**Aim:**
Pull out every line below that contains the word "templates".

━━━━━ Working data

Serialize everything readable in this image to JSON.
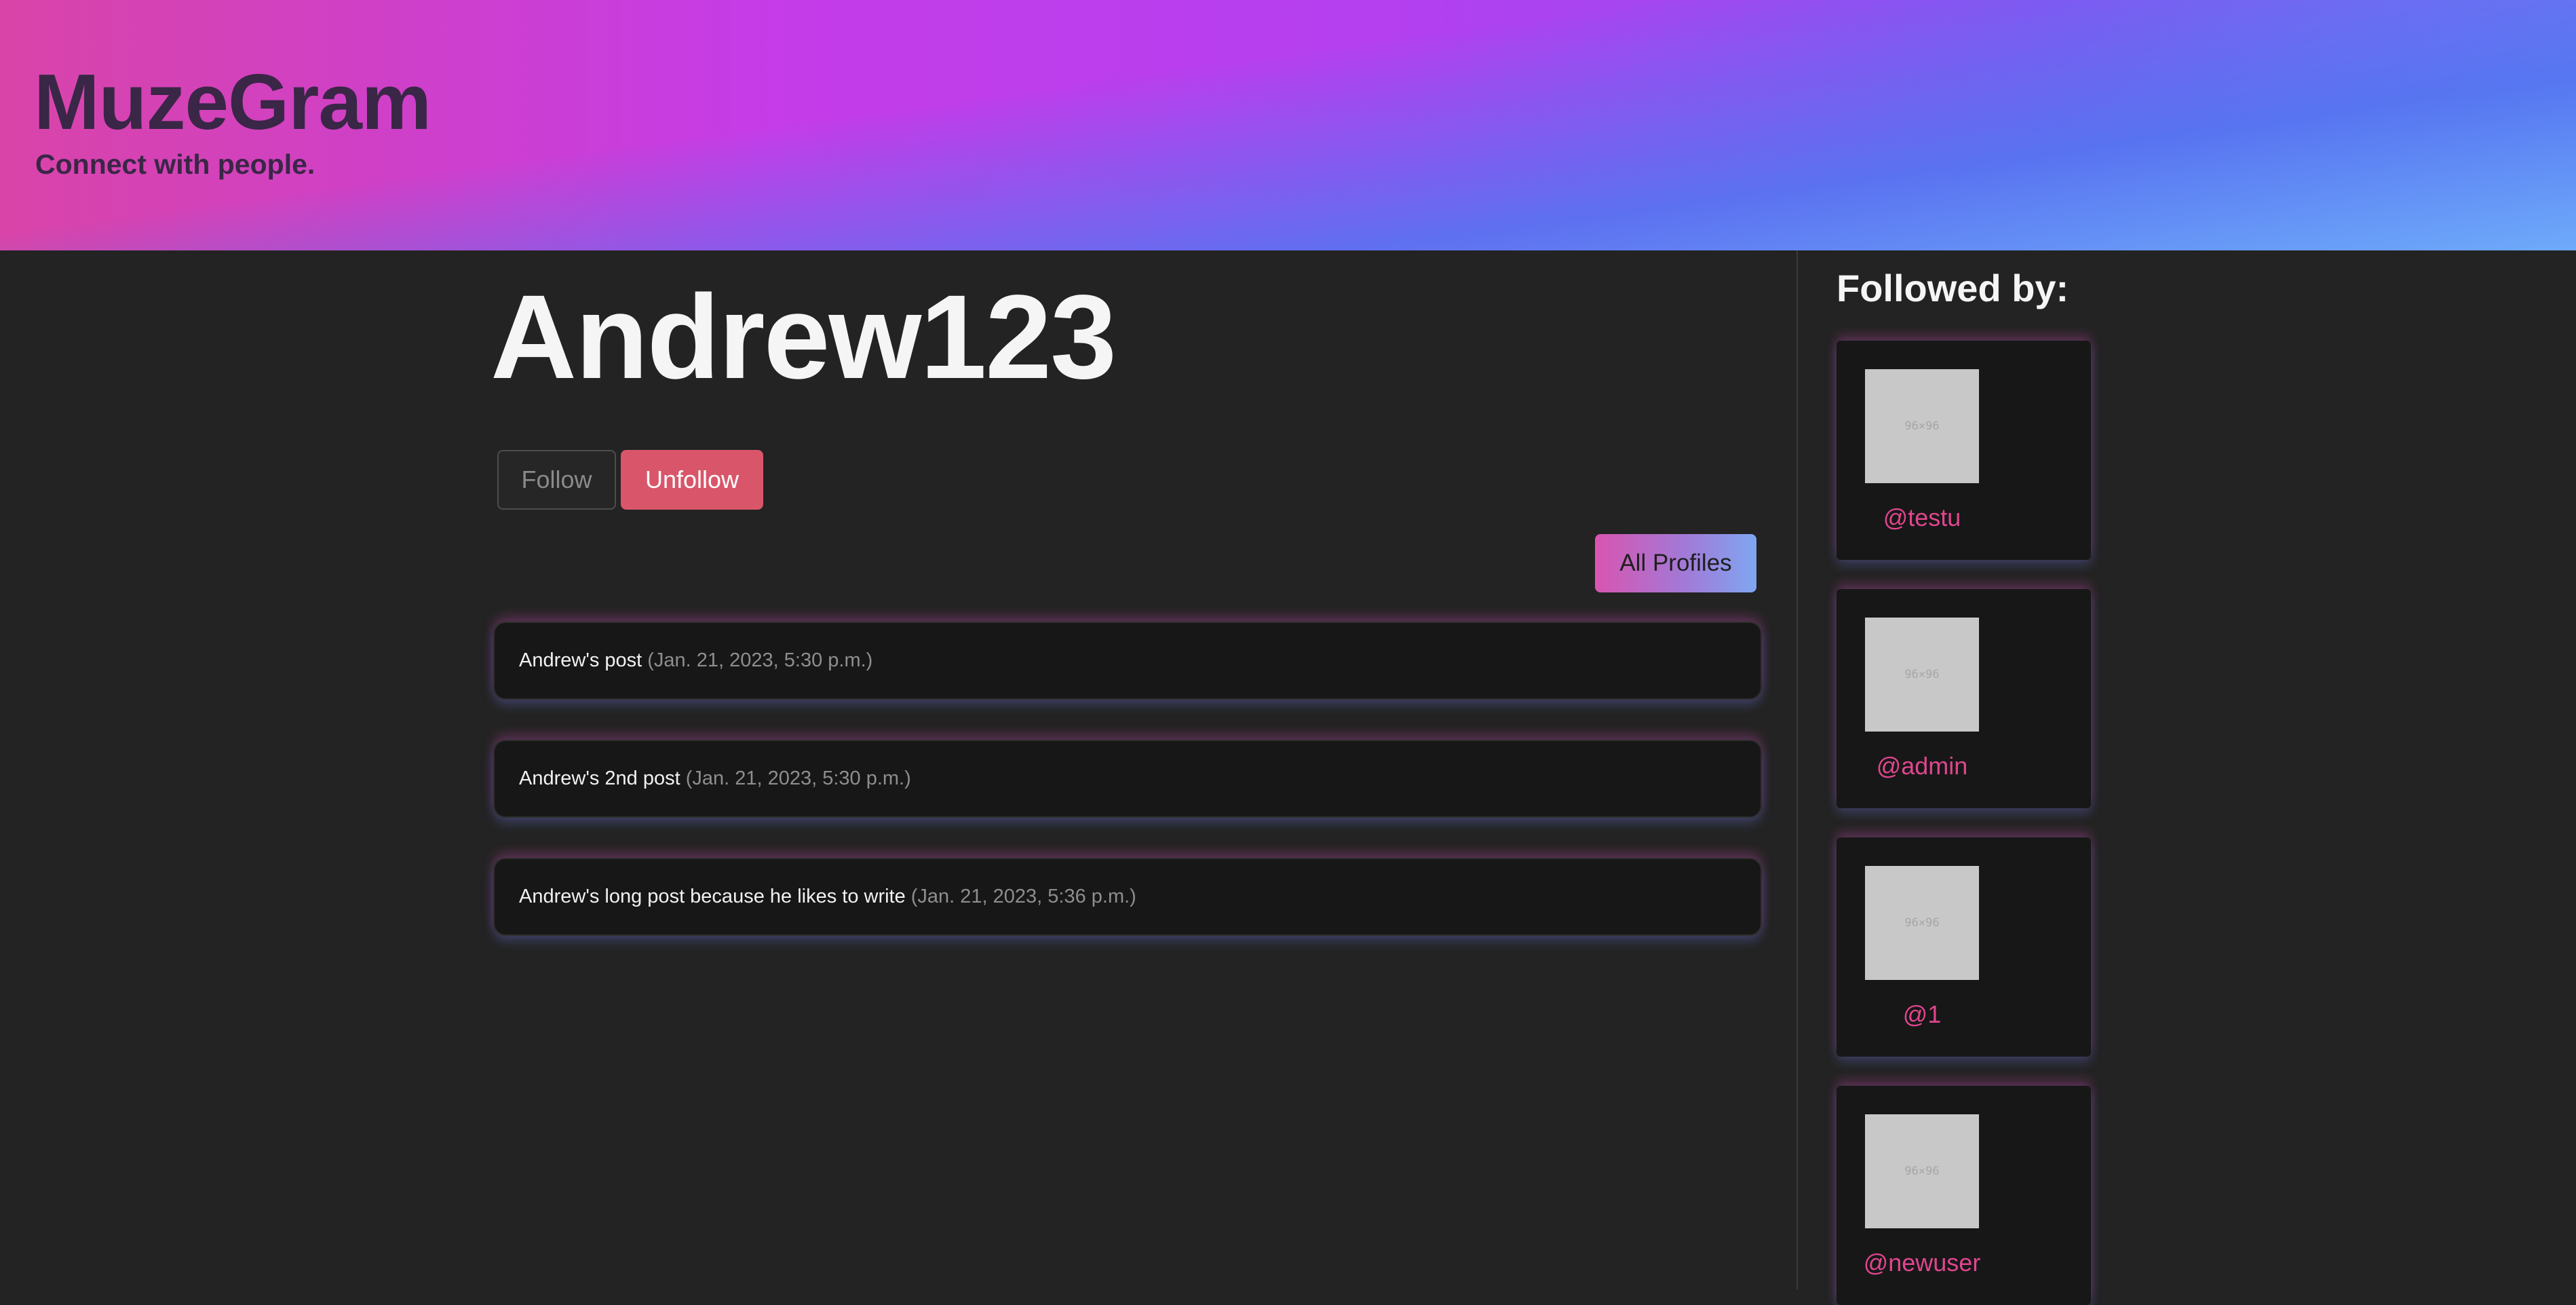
{
  "header": {
    "title": "MuzeGram",
    "tagline": "Connect with people."
  },
  "profile": {
    "username": "Andrew123",
    "follow_label": "Follow",
    "unfollow_label": "Unfollow",
    "all_profiles_label": "All Profiles"
  },
  "posts": [
    {
      "text": "Andrew's post",
      "date": "(Jan. 21, 2023, 5:30 p.m.)"
    },
    {
      "text": "Andrew's 2nd post",
      "date": "(Jan. 21, 2023, 5:30 p.m.)"
    },
    {
      "text": "Andrew's long post because he likes to write",
      "date": "(Jan. 21, 2023, 5:36 p.m.)"
    }
  ],
  "sidebar": {
    "title": "Followed by:",
    "followers": [
      {
        "handle": "@testu",
        "avatar_label": "96×96"
      },
      {
        "handle": "@admin",
        "avatar_label": "96×96"
      },
      {
        "handle": "@1",
        "avatar_label": "96×96"
      },
      {
        "handle": "@newuser",
        "avatar_label": "96×96"
      }
    ]
  },
  "colors": {
    "background": "#232323",
    "card": "#171717",
    "accent_pink": "#e0468e",
    "unfollow_red": "#d9566a",
    "brand_text": "#3a2646"
  }
}
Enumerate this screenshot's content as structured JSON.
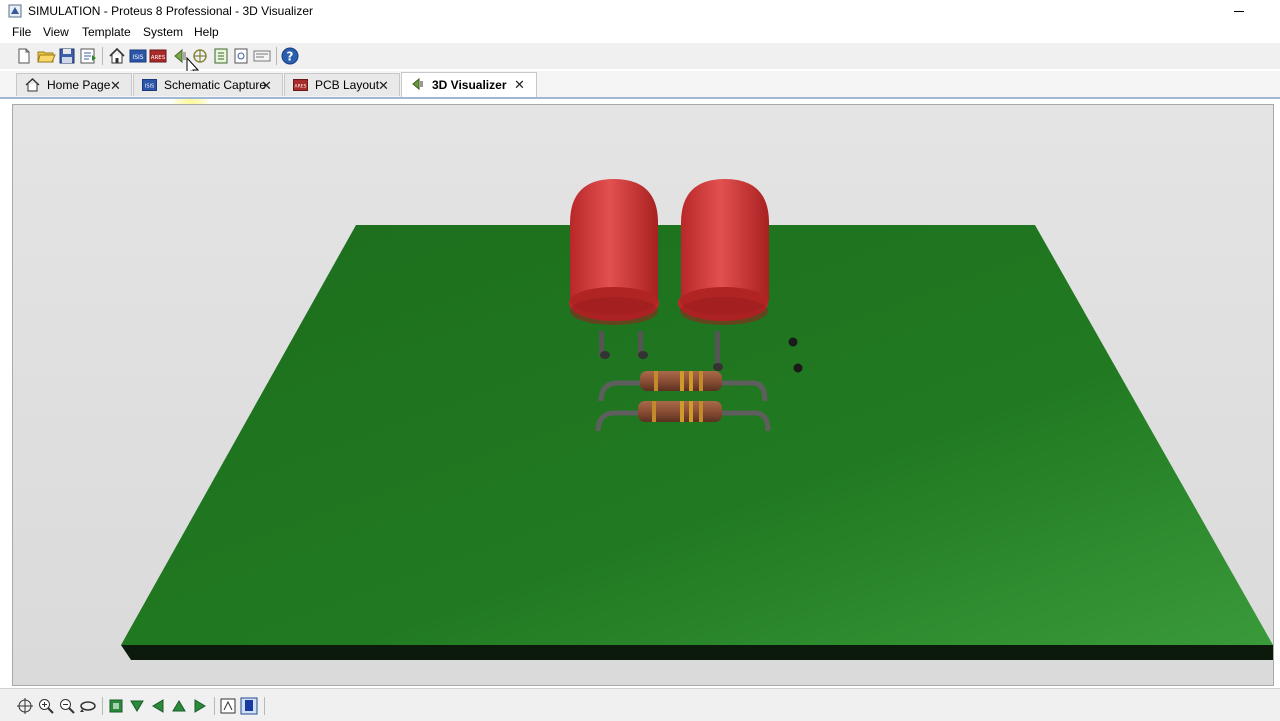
{
  "window": {
    "title": "SIMULATION - Proteus 8 Professional - 3D Visualizer"
  },
  "menu": {
    "items": [
      {
        "label": "File"
      },
      {
        "label": "View"
      },
      {
        "label": "Template"
      },
      {
        "label": "System"
      },
      {
        "label": "Help"
      }
    ]
  },
  "toolbar": {
    "icons": [
      "new-file-icon",
      "open-folder-icon",
      "save-icon",
      "import-icon",
      "home-icon",
      "isis-schematic-icon",
      "ares-pcb-icon",
      "back-icon",
      "gerber-viewer-icon",
      "bom-icon",
      "design-explorer-icon",
      "code-icon",
      "help-icon"
    ]
  },
  "tabs": [
    {
      "label": "Home Page",
      "icon": "home-icon",
      "active": false
    },
    {
      "label": "Schematic Capture",
      "icon": "schematic-icon",
      "active": false
    },
    {
      "label": "PCB Layout",
      "icon": "pcb-icon",
      "active": false
    },
    {
      "label": "3D Visualizer",
      "icon": "visualizer-icon",
      "active": true
    }
  ],
  "scene": {
    "board_color": "#1f7a1f",
    "led_color": "#d23a3a",
    "led_count": 2,
    "resistor_count": 2
  },
  "bottom_toolbar": {
    "icons": [
      "pan-icon",
      "zoom-in-icon",
      "zoom-out-icon",
      "rotate-icon",
      "view-top-icon",
      "view-front-icon",
      "view-left-icon",
      "view-back-icon",
      "view-right-icon",
      "board-view-icon",
      "show-components-icon"
    ]
  }
}
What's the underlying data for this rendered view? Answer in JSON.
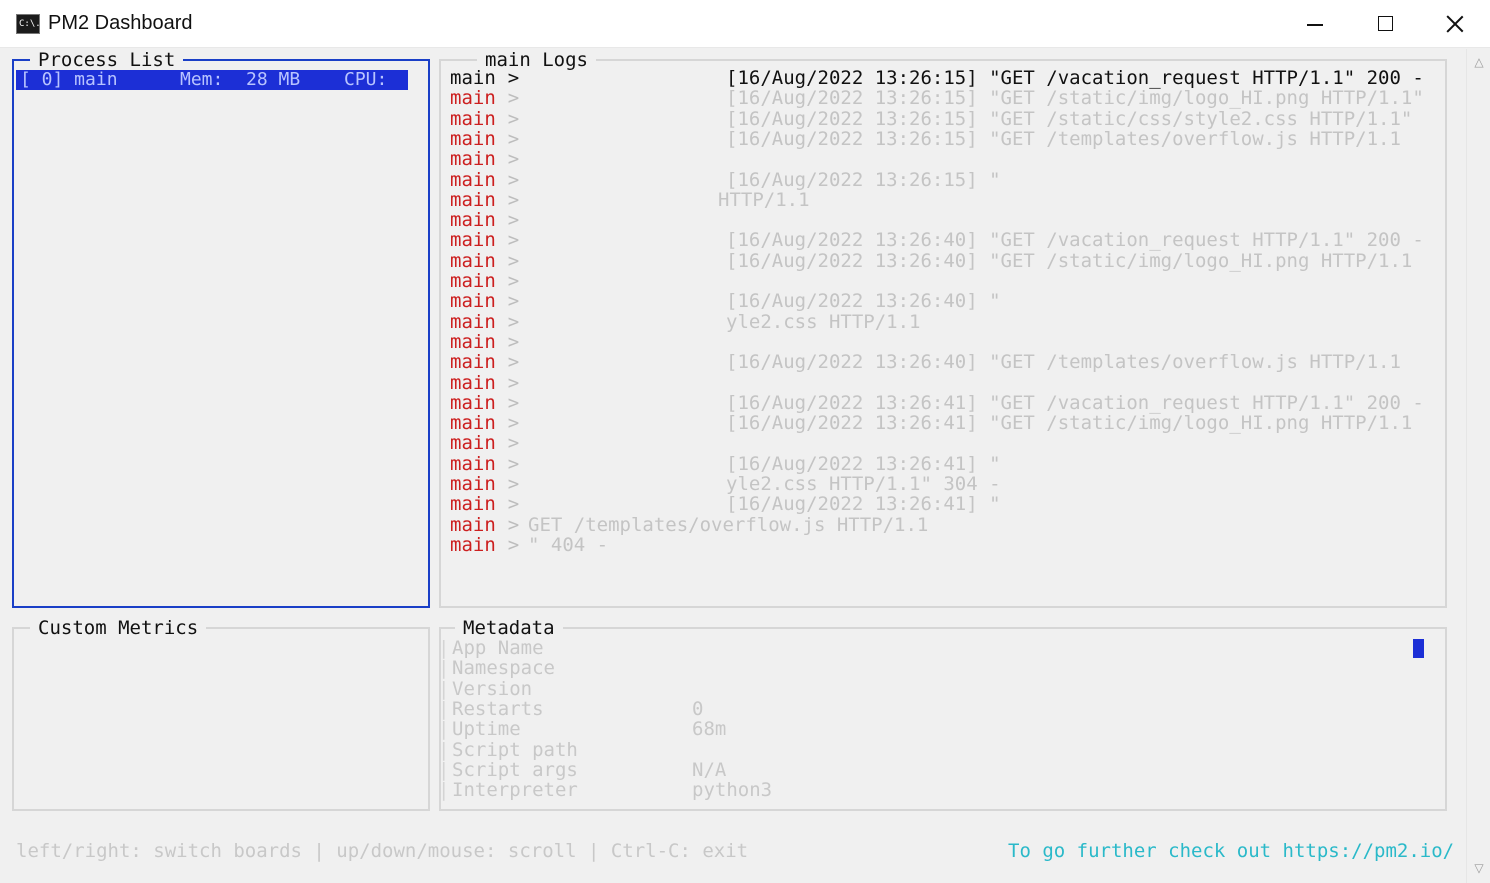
{
  "window": {
    "title": "PM2 Dashboard",
    "icon": "console-icon",
    "icon_text": "C:\\."
  },
  "process_list": {
    "title": "Process List",
    "rows": [
      {
        "id": "[ 0] main",
        "mem_label": "Mem:",
        "mem_value": "28 MB",
        "cpu_label": "CPU:"
      }
    ]
  },
  "logs": {
    "title": "main Logs",
    "lines": [
      {
        "src": "main",
        "arrow": ">",
        "msg": "[16/Aug/2022 13:26:15] \"GET /vacation_request HTTP/1.1\" 200 -",
        "indent": 726
      },
      {
        "src": "main",
        "arrow": ">",
        "msg": "[16/Aug/2022 13:26:15] \"GET /static/img/logo_HI.png HTTP/1.1\"",
        "indent": 726
      },
      {
        "src": "main",
        "arrow": ">",
        "msg": "[16/Aug/2022 13:26:15] \"GET /static/css/style2.css HTTP/1.1\"",
        "indent": 726
      },
      {
        "src": "main",
        "arrow": ">",
        "msg": "[16/Aug/2022 13:26:15] \"GET /templates/overflow.js HTTP/1.1",
        "indent": 726
      },
      {
        "src": "main",
        "arrow": ">",
        "msg": "",
        "indent": 726
      },
      {
        "src": "main",
        "arrow": ">",
        "msg": "[16/Aug/2022 13:26:15] \"",
        "indent": 726
      },
      {
        "src": "main",
        "arrow": ">",
        "msg": "HTTP/1.1",
        "indent": 718
      },
      {
        "src": "main",
        "arrow": ">",
        "msg": "",
        "indent": 726
      },
      {
        "src": "main",
        "arrow": ">",
        "msg": "[16/Aug/2022 13:26:40] \"GET /vacation_request HTTP/1.1\" 200 -",
        "indent": 726
      },
      {
        "src": "main",
        "arrow": ">",
        "msg": "[16/Aug/2022 13:26:40] \"GET /static/img/logo_HI.png HTTP/1.1",
        "indent": 726
      },
      {
        "src": "main",
        "arrow": ">",
        "msg": "",
        "indent": 726
      },
      {
        "src": "main",
        "arrow": ">",
        "msg": "[16/Aug/2022 13:26:40] \"",
        "indent": 726
      },
      {
        "src": "main",
        "arrow": ">",
        "msg": "yle2.css HTTP/1.1",
        "indent": 726
      },
      {
        "src": "main",
        "arrow": ">",
        "msg": "",
        "indent": 726
      },
      {
        "src": "main",
        "arrow": ">",
        "msg": "[16/Aug/2022 13:26:40] \"GET /templates/overflow.js HTTP/1.1",
        "indent": 726
      },
      {
        "src": "main",
        "arrow": ">",
        "msg": "",
        "indent": 726
      },
      {
        "src": "main",
        "arrow": ">",
        "msg": "[16/Aug/2022 13:26:41] \"GET /vacation_request HTTP/1.1\" 200 -",
        "indent": 726
      },
      {
        "src": "main",
        "arrow": ">",
        "msg": "[16/Aug/2022 13:26:41] \"GET /static/img/logo_HI.png HTTP/1.1",
        "indent": 726
      },
      {
        "src": "main",
        "arrow": ">",
        "msg": "",
        "indent": 726
      },
      {
        "src": "main",
        "arrow": ">",
        "msg": "[16/Aug/2022 13:26:41] \"",
        "indent": 726
      },
      {
        "src": "main",
        "arrow": ">",
        "msg": "yle2.css HTTP/1.1\" 304 -",
        "indent": 726
      },
      {
        "src": "main",
        "arrow": ">",
        "msg": "[16/Aug/2022 13:26:41] \"",
        "indent": 726
      },
      {
        "src": "main",
        "arrow": ">",
        "msg": "GET /templates/overflow.js HTTP/1.1",
        "indent": 528
      },
      {
        "src": "main",
        "arrow": ">",
        "msg": "\" 404 -",
        "indent": 528
      }
    ]
  },
  "custom_metrics": {
    "title": "Custom Metrics"
  },
  "metadata": {
    "title": "Metadata",
    "rows": [
      {
        "label": "App Name",
        "value": ""
      },
      {
        "label": "Namespace",
        "value": ""
      },
      {
        "label": "Version",
        "value": ""
      },
      {
        "label": "Restarts",
        "value": "0"
      },
      {
        "label": "Uptime",
        "value": "68m"
      },
      {
        "label": "Script path",
        "value": ""
      },
      {
        "label": "Script args",
        "value": "N/A"
      },
      {
        "label": "Interpreter",
        "value": "python3"
      }
    ]
  },
  "footer": {
    "help": "left/right: switch boards | up/down/mouse: scroll | Ctrl-C: exit",
    "link": "To go further check out https://pm2.io/"
  },
  "colors": {
    "active_border": "#1a3fc7",
    "selection_bg": "#1c2fd6",
    "log_source": "#cc1f1f",
    "link": "#2ab9c9"
  }
}
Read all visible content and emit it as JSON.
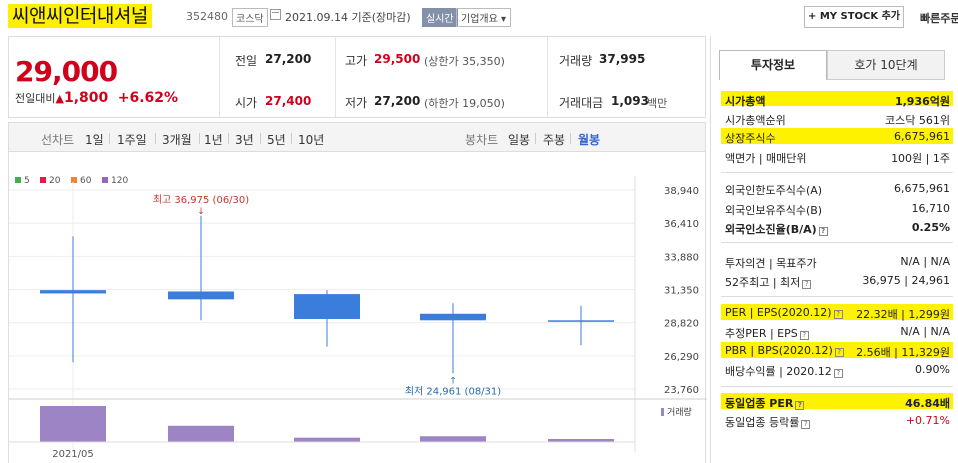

━━━━━━━━━━

**Output for this exercise:**
        "msg": "[16/Aug/2022 13:26:15] \"GET /templates/overflow.js HTTP/1.1",
        "msg": "[16/Aug/2022 13:26:40] \"GET /templates/overflow.js HTTP/1.1",
        "msg": "GET /templates/overflow.js HTTP/1.1",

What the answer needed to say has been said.